What the task asks
Extract every line that contains the word "color".

━━━━━ Source material ━━━━━

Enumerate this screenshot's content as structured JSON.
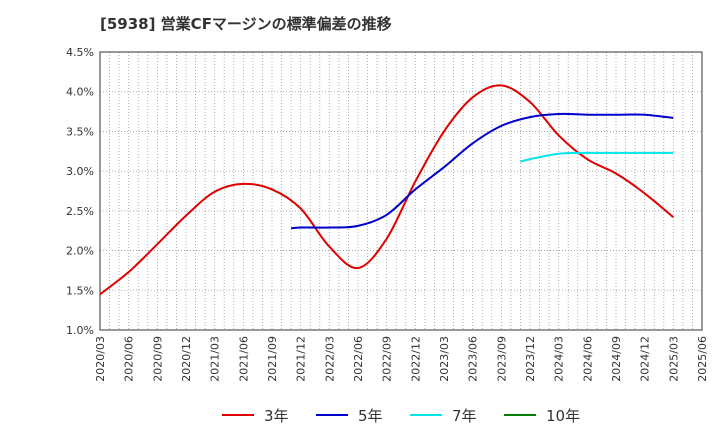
{
  "chart_data": {
    "type": "line",
    "title": "[5938]  営業CFマージンの標準偏差の推移",
    "xlabel": "",
    "ylabel": "",
    "ylim": [
      1.0,
      4.5
    ],
    "y_ticks": [
      "1.0%",
      "1.5%",
      "2.0%",
      "2.5%",
      "3.0%",
      "3.5%",
      "4.0%",
      "4.5%"
    ],
    "x_ticks": [
      "2020/03",
      "2020/06",
      "2020/09",
      "2020/12",
      "2021/03",
      "2021/06",
      "2021/09",
      "2021/12",
      "2022/03",
      "2022/06",
      "2022/09",
      "2022/12",
      "2023/03",
      "2023/06",
      "2023/09",
      "2023/12",
      "2024/03",
      "2024/06",
      "2024/09",
      "2024/12",
      "2025/03",
      "2025/06"
    ],
    "grid": true,
    "legend_position": "bottom",
    "series": [
      {
        "name": "3年",
        "color": "#e00000",
        "points": [
          [
            "2020/03",
            1.45
          ],
          [
            "2020/06",
            1.73
          ],
          [
            "2020/09",
            2.08
          ],
          [
            "2020/12",
            2.44
          ],
          [
            "2021/03",
            2.74
          ],
          [
            "2021/06",
            2.84
          ],
          [
            "2021/09",
            2.77
          ],
          [
            "2021/12",
            2.53
          ],
          [
            "2022/03",
            2.05
          ],
          [
            "2022/06",
            1.78
          ],
          [
            "2022/09",
            2.15
          ],
          [
            "2022/12",
            2.87
          ],
          [
            "2023/03",
            3.5
          ],
          [
            "2023/06",
            3.93
          ],
          [
            "2023/09",
            4.08
          ],
          [
            "2023/12",
            3.87
          ],
          [
            "2024/03",
            3.45
          ],
          [
            "2024/06",
            3.15
          ],
          [
            "2024/09",
            2.97
          ],
          [
            "2024/12",
            2.72
          ],
          [
            "2025/03",
            2.42
          ]
        ]
      },
      {
        "name": "5年",
        "color": "#0000cc",
        "points": [
          [
            "2021/11",
            2.28
          ],
          [
            "2021/12",
            2.29
          ],
          [
            "2022/03",
            2.29
          ],
          [
            "2022/06",
            2.31
          ],
          [
            "2022/09",
            2.45
          ],
          [
            "2022/12",
            2.77
          ],
          [
            "2023/03",
            3.05
          ],
          [
            "2023/06",
            3.35
          ],
          [
            "2023/09",
            3.57
          ],
          [
            "2023/12",
            3.68
          ],
          [
            "2024/03",
            3.72
          ],
          [
            "2024/06",
            3.71
          ],
          [
            "2024/09",
            3.71
          ],
          [
            "2024/12",
            3.71
          ],
          [
            "2025/03",
            3.67
          ]
        ]
      },
      {
        "name": "7年",
        "color": "#00e5ee",
        "points": [
          [
            "2023/11",
            3.12
          ],
          [
            "2023/12",
            3.15
          ],
          [
            "2024/03",
            3.22
          ],
          [
            "2024/06",
            3.23
          ],
          [
            "2024/09",
            3.23
          ],
          [
            "2024/12",
            3.23
          ],
          [
            "2025/03",
            3.23
          ]
        ]
      },
      {
        "name": "10年",
        "color": "#008000",
        "points": []
      }
    ]
  }
}
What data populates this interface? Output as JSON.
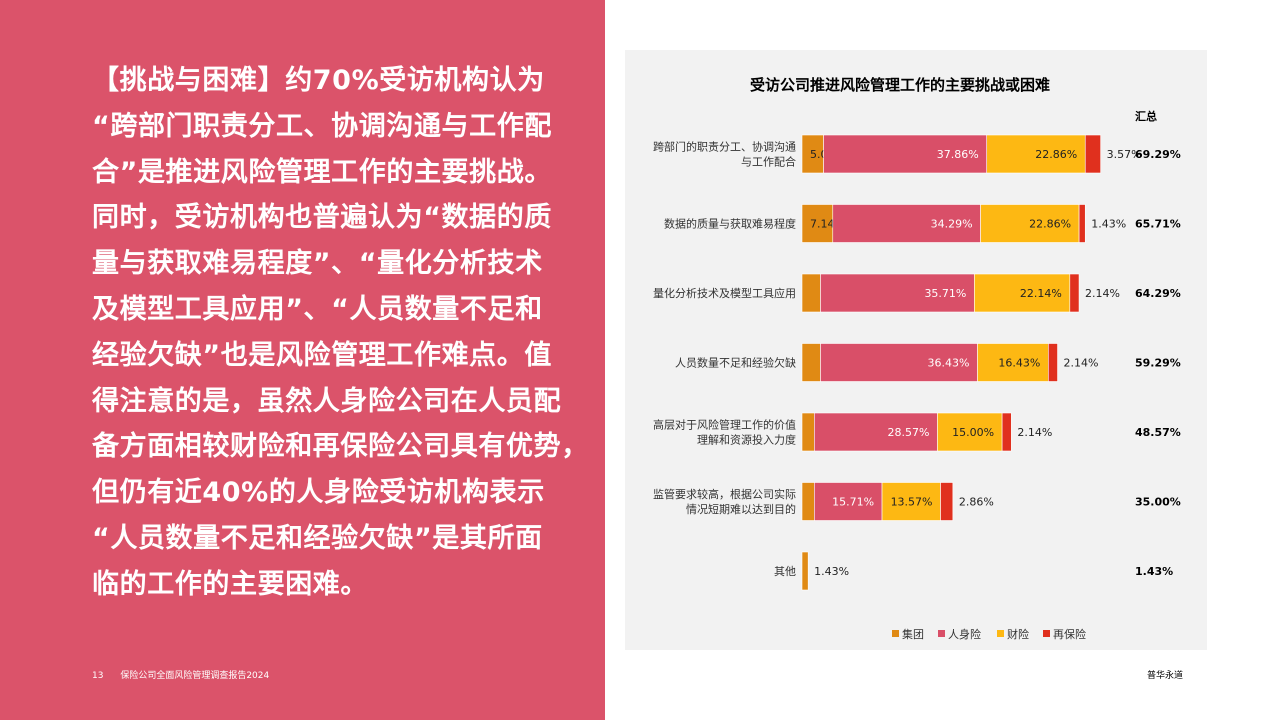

━━━━━

Solution
        "color": "#e00000",
        "color": "#0000cc",
        "color": "#00e5ee",
        "color": "#008000",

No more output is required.